+++ Input for this task +++

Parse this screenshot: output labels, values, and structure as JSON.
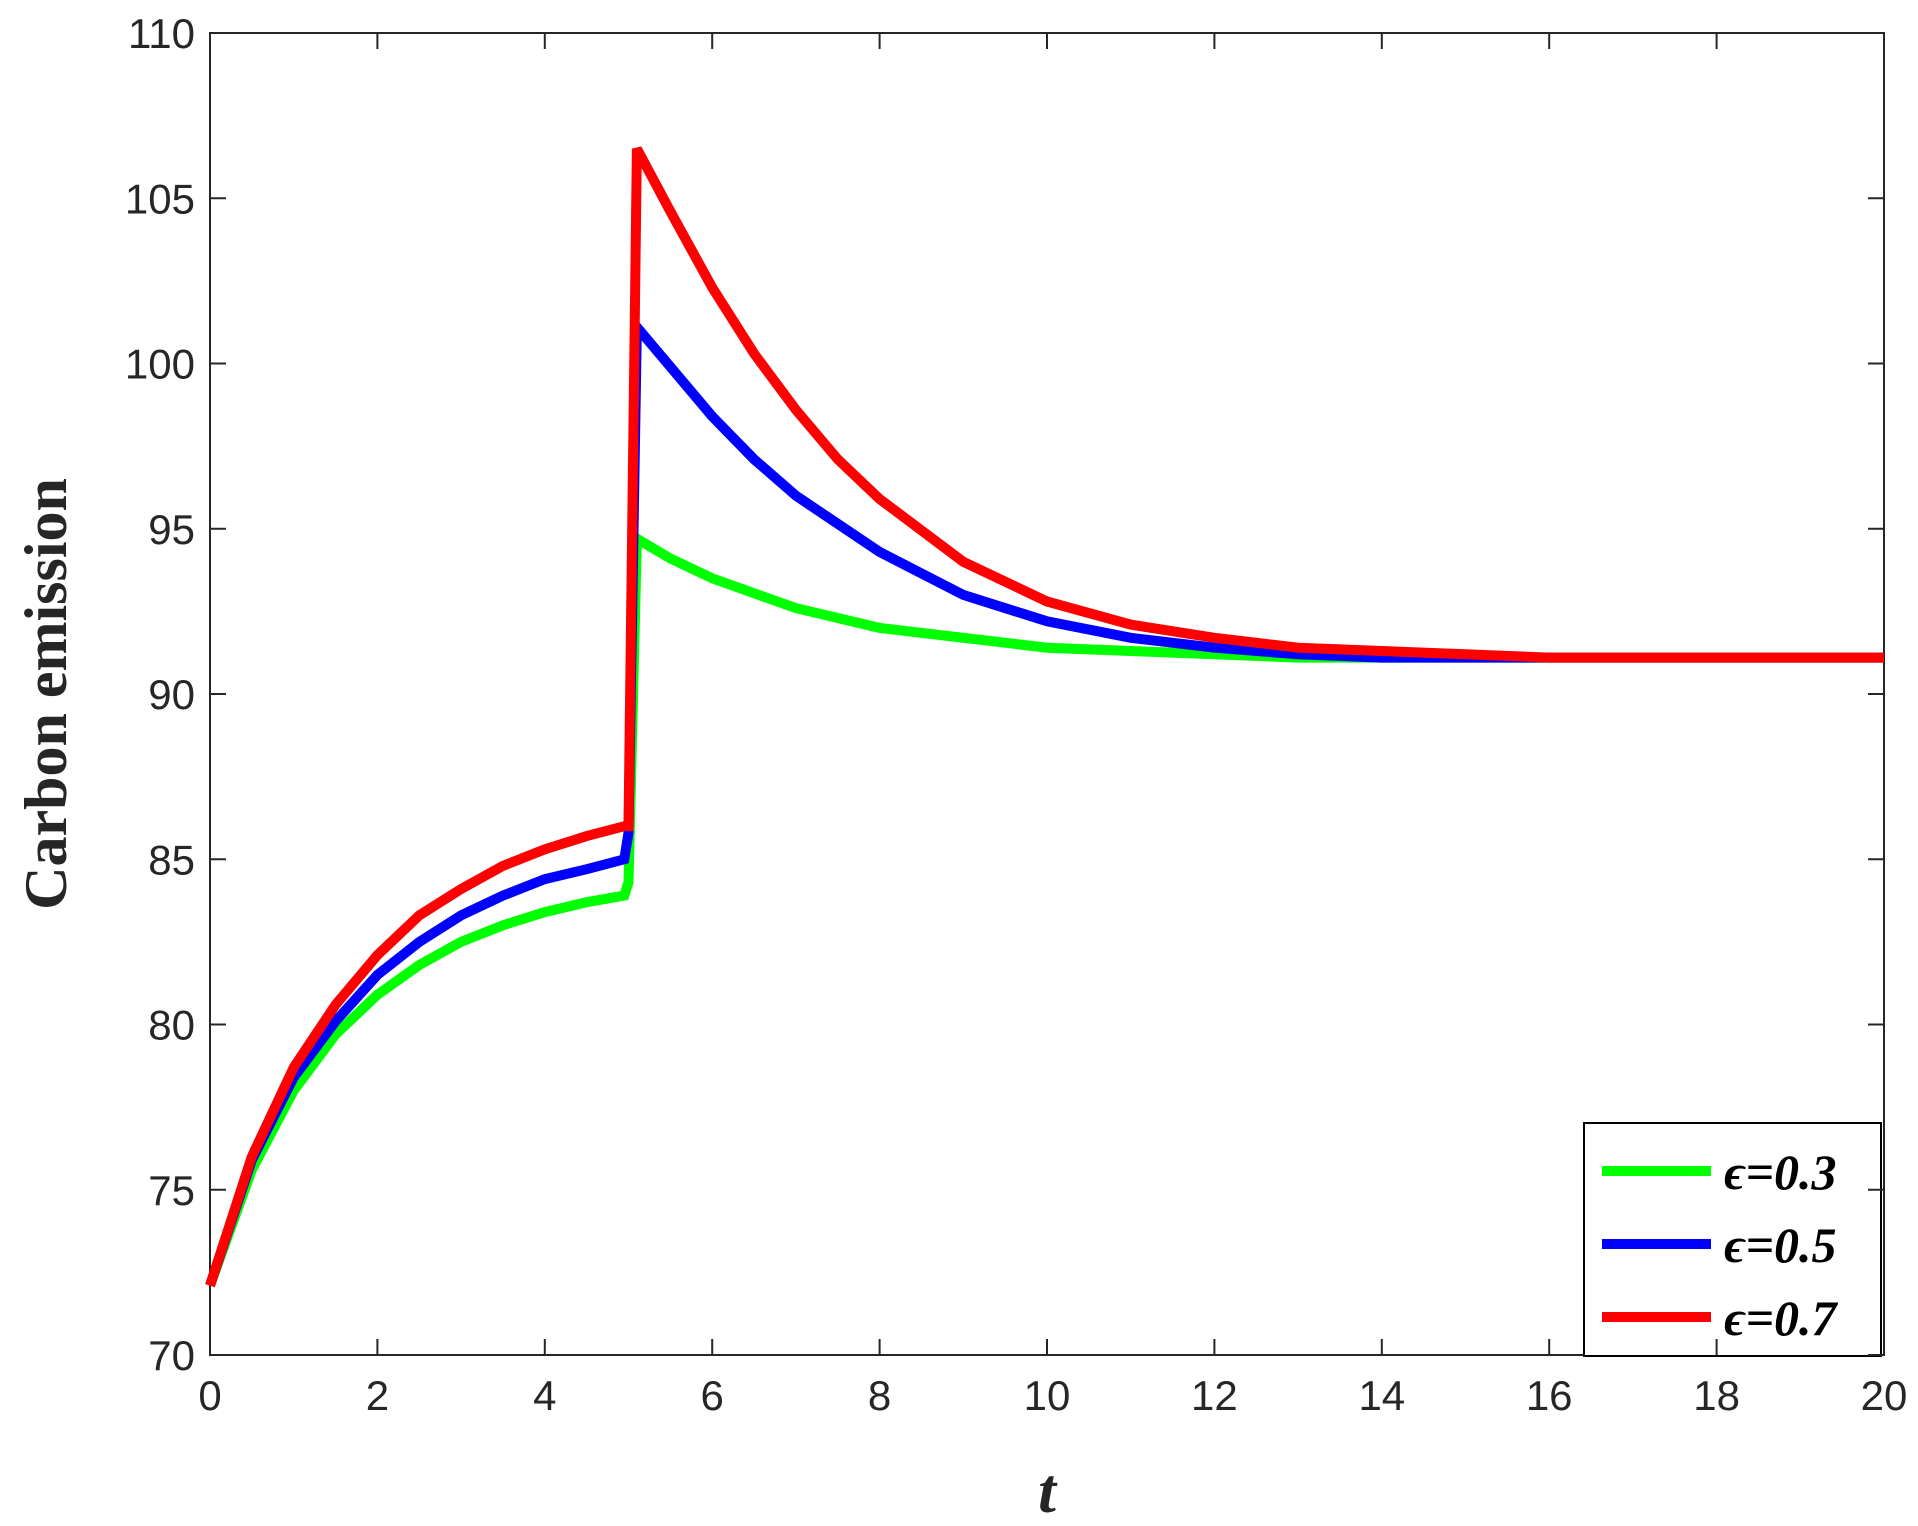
{
  "chart_data": {
    "type": "line",
    "xlabel": "t",
    "ylabel": "Carbon emission",
    "xlim": [
      0,
      20
    ],
    "ylim": [
      70,
      110
    ],
    "x_ticks": [
      "0",
      "2",
      "4",
      "6",
      "8",
      "10",
      "12",
      "14",
      "16",
      "18",
      "20"
    ],
    "y_ticks": [
      "70",
      "75",
      "80",
      "85",
      "90",
      "95",
      "100",
      "105",
      "110"
    ],
    "grid": false,
    "legend_position": "bottom-right",
    "series": [
      {
        "name": "ϵ=0.3",
        "color": "#00ff00",
        "x": [
          0,
          0.5,
          1,
          1.5,
          2,
          2.5,
          3,
          3.5,
          4,
          4.5,
          4.95,
          5.0,
          5.1,
          5.5,
          6,
          7,
          8,
          9,
          10,
          11,
          12,
          13,
          14,
          15,
          16,
          17,
          18,
          19,
          20
        ],
        "y": [
          72.1,
          75.6,
          78.0,
          79.7,
          80.9,
          81.8,
          82.5,
          83.0,
          83.4,
          83.7,
          83.9,
          84.3,
          94.7,
          94.1,
          93.5,
          92.6,
          92.0,
          91.7,
          91.4,
          91.3,
          91.2,
          91.1,
          91.1,
          91.1,
          91.1,
          91.1,
          91.1,
          91.1,
          91.1
        ]
      },
      {
        "name": "ϵ=0.5",
        "color": "#0000ff",
        "x": [
          0,
          0.5,
          1,
          1.5,
          2,
          2.5,
          3,
          3.5,
          4,
          4.5,
          4.95,
          5.0,
          5.1,
          5.5,
          6,
          6.5,
          7,
          8,
          9,
          10,
          11,
          12,
          13,
          14,
          15,
          16,
          17,
          18,
          19,
          20
        ],
        "y": [
          72.1,
          75.9,
          78.4,
          80.1,
          81.5,
          82.5,
          83.3,
          83.9,
          84.4,
          84.7,
          85.0,
          85.8,
          101.1,
          99.9,
          98.4,
          97.1,
          96.0,
          94.3,
          93.0,
          92.2,
          91.7,
          91.4,
          91.2,
          91.1,
          91.1,
          91.1,
          91.1,
          91.1,
          91.1,
          91.1
        ]
      },
      {
        "name": "ϵ=0.7",
        "color": "#ff0000",
        "x": [
          0,
          0.5,
          1,
          1.5,
          2,
          2.5,
          3,
          3.5,
          4,
          4.5,
          4.95,
          5.0,
          5.1,
          5.5,
          6,
          6.5,
          7,
          7.5,
          8,
          9,
          10,
          11,
          12,
          13,
          14,
          15,
          16,
          17,
          18,
          19,
          20
        ],
        "y": [
          72.1,
          76.0,
          78.7,
          80.6,
          82.1,
          83.3,
          84.1,
          84.8,
          85.3,
          85.7,
          86.0,
          86.0,
          106.5,
          104.6,
          102.3,
          100.3,
          98.6,
          97.1,
          95.9,
          94.0,
          92.8,
          92.1,
          91.7,
          91.4,
          91.3,
          91.2,
          91.1,
          91.1,
          91.1,
          91.1,
          91.1
        ]
      }
    ]
  }
}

+++

■ Instructions for the task:
Copy every line of the listing that includes the string "color".

■ The output:
        "color": "#00ff00",
        "color": "#0000ff",
        "color": "#ff0000",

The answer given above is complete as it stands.